**PROBLEM SET**:
A: Please echo the passage of the whistleblower article below between "It also failed" and "livelihood and reputation.", inclusive, word for word.
B: Name every person identified by name in the whistleblower article below.

**TEXT TO READ**:
MILWAUKEE (Legal Newsline) – The whistleblower who has accused Milwaukee District Attorney John Chisholm of privately expressing “hyperpartisan” political and personal bias against Gov. Scott Walker is now considering a libel suit against Wisconsin’s largest circulation newspaper.

The Milwaukee Journal Sentinel falsely accused him of making a “death threat” against Chisholm – a crime – Michael Lutz told this reporter in an interview Thursday night.

It also failed to print his denial and used a fragment of what he told columnist Daniel Bice to make it appear as if he were confirming something that he was in fact denying, he said.

And then, Lutz said, the newspaper kept reporting the false charge as fact — compounding the harm to his livelihood and reputation.

This is the first time in the four-year legal battle between allies of the Republican governor and the Democratic district attorney that the Journal Sentinel itself may be drawn directly into the legal fray after years of conservative charges of extreme pro-Chisholm, anti-Walker prejudice.

Lutz, a decorated police officer who worked in Chisholm’s office as an unpaid special prosecutor in 2011 after graduating from law school, blew the whistle on Chisholm by anonymously telling this reporter in several interviews that he heard the D.A. privately express shockingly strong personal and political bias against Walker.

Chisholm allegedly said that his wife, Colleen Chisholm, a teachers’ union shop steward, was repeatedly moved to tears of anger by Walker’s union-curbing policies; that she had joined the famously boisterous 2011 union demonstrations against Walker; and, tellingly, that Chisholm “felt it was his personal duty to stop [Walker] from treating people like this.”

Lutz has described Colleen Chisholm as “very opinionated about her hate for the gov” and has said that John Chisholm “had almost like an anti-Walker cabal of people in his office who were just fanatical about union activities and unionizing.”

Lutz’s account was first published on Legal Newsline by the American Media Institute, a non-profit news service, in a Sept. 9 article. More details about Chisholm’s allegedly biased comments to Lutz against Walker were published in a Sept. 19 article.

What happened after the first article surprised Lutz and triggered the potential libel suit.

**DATA LISTING**:
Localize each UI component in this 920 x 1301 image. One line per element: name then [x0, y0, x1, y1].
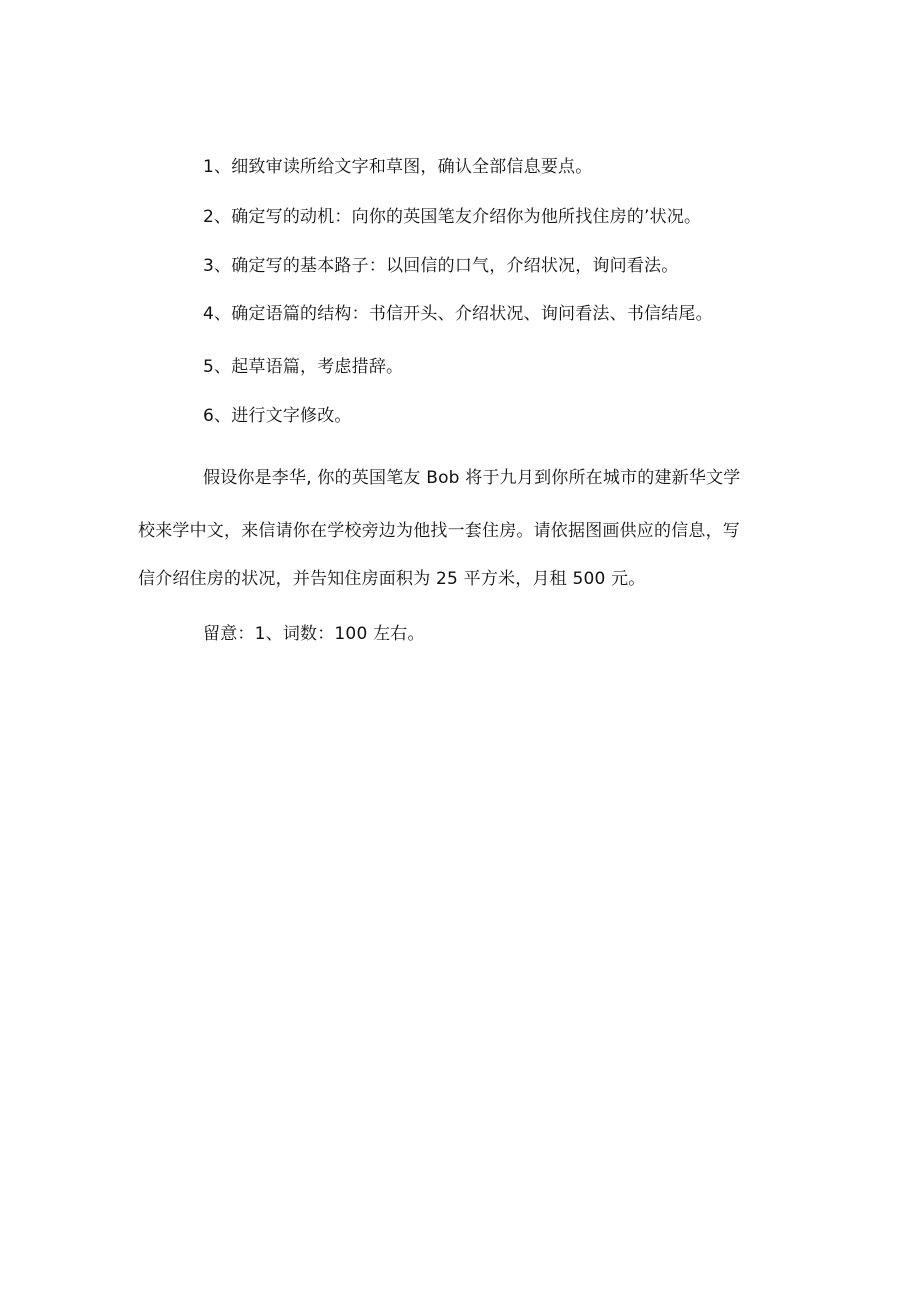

...

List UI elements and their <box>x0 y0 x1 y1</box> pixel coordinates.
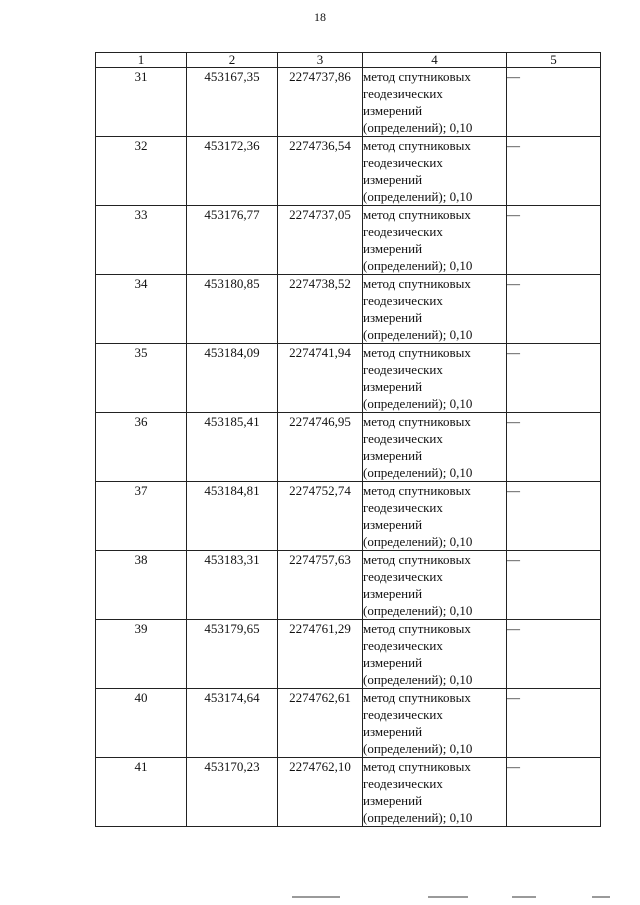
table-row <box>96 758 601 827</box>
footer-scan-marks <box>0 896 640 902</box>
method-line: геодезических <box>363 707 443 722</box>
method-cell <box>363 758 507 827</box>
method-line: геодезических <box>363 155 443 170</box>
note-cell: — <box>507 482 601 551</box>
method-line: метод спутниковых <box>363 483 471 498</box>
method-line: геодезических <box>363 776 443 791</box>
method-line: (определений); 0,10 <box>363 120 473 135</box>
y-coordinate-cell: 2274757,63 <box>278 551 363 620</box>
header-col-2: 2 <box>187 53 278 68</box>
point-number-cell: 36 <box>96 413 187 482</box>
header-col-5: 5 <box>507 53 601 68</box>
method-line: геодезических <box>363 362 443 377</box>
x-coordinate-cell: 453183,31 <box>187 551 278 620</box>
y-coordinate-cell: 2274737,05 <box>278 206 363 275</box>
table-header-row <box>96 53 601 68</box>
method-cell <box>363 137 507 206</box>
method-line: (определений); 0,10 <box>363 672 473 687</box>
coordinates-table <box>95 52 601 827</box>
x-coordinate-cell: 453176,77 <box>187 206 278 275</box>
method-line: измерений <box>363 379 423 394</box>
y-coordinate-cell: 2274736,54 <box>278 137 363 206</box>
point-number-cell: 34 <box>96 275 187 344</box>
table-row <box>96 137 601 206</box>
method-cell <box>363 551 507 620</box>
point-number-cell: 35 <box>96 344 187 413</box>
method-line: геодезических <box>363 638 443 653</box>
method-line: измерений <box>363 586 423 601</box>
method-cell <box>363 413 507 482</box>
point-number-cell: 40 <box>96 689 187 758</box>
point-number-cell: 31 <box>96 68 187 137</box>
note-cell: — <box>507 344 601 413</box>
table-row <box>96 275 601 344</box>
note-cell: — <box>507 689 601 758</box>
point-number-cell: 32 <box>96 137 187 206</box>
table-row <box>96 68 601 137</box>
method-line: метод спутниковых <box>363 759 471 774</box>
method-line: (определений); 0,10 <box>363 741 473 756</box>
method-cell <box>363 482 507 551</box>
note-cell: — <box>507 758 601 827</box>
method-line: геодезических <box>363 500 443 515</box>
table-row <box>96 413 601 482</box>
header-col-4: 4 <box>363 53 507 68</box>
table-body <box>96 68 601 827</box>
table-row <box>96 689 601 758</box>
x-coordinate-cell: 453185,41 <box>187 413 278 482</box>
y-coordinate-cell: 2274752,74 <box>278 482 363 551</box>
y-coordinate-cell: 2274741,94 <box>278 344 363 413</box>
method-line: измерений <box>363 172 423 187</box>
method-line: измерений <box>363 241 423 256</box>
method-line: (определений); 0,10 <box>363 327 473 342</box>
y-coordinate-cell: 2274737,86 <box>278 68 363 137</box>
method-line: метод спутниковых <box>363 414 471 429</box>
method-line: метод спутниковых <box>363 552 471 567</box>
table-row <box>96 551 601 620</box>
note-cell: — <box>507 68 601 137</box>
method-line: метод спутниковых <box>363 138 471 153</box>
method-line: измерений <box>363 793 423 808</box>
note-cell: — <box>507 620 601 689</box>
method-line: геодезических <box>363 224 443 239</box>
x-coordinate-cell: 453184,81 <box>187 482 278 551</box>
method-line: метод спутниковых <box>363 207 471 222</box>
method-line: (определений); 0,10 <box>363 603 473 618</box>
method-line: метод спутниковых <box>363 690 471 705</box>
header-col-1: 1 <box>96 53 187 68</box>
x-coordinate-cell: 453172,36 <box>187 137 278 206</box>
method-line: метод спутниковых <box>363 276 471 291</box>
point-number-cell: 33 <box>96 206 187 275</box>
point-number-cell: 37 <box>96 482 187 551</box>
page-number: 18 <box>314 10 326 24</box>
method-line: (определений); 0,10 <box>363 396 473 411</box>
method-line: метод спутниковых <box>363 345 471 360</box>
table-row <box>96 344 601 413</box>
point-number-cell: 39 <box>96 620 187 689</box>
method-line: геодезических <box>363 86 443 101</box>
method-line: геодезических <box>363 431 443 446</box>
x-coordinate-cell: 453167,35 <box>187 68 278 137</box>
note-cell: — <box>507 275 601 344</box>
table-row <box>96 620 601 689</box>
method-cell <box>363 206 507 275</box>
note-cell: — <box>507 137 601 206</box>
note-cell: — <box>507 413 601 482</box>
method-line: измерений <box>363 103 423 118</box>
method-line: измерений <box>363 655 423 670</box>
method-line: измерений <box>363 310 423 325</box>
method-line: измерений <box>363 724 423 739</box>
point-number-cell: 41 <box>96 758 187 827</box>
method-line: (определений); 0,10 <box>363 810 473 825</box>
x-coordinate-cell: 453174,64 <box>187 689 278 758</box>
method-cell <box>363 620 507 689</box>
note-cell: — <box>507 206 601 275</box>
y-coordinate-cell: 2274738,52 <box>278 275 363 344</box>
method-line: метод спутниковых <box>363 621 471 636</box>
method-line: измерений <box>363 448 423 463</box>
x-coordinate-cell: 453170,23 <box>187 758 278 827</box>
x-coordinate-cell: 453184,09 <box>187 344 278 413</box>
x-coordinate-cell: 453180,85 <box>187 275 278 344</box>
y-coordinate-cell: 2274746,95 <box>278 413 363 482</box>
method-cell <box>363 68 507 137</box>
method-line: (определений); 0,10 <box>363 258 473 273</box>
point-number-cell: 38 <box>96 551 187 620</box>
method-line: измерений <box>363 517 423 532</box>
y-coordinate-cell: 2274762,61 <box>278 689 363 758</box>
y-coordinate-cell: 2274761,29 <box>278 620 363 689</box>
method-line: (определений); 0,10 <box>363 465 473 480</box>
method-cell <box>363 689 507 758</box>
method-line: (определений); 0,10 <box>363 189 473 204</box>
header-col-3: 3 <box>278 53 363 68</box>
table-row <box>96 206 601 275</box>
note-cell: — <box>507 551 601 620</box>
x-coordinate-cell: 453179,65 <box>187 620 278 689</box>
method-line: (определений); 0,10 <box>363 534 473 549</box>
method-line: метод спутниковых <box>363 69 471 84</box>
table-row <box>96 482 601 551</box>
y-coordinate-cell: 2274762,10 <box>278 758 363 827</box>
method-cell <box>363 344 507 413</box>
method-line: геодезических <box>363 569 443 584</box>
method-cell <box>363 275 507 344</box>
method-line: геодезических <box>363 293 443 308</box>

**EXERCISE ANSWERS**:
A:
It also failed to print his denial and used a fragment of what he told columnist Daniel Bice to make it appear as if he were confirming something that he was in fact denying, he said.

And then, Lutz said, the newspaper kept reporting the false charge as fact — compounding the harm to his livelihood and reputation.

B:
John Chisholm
Scott Walker
Michael Lutz
Daniel Bice
Colleen Chisholm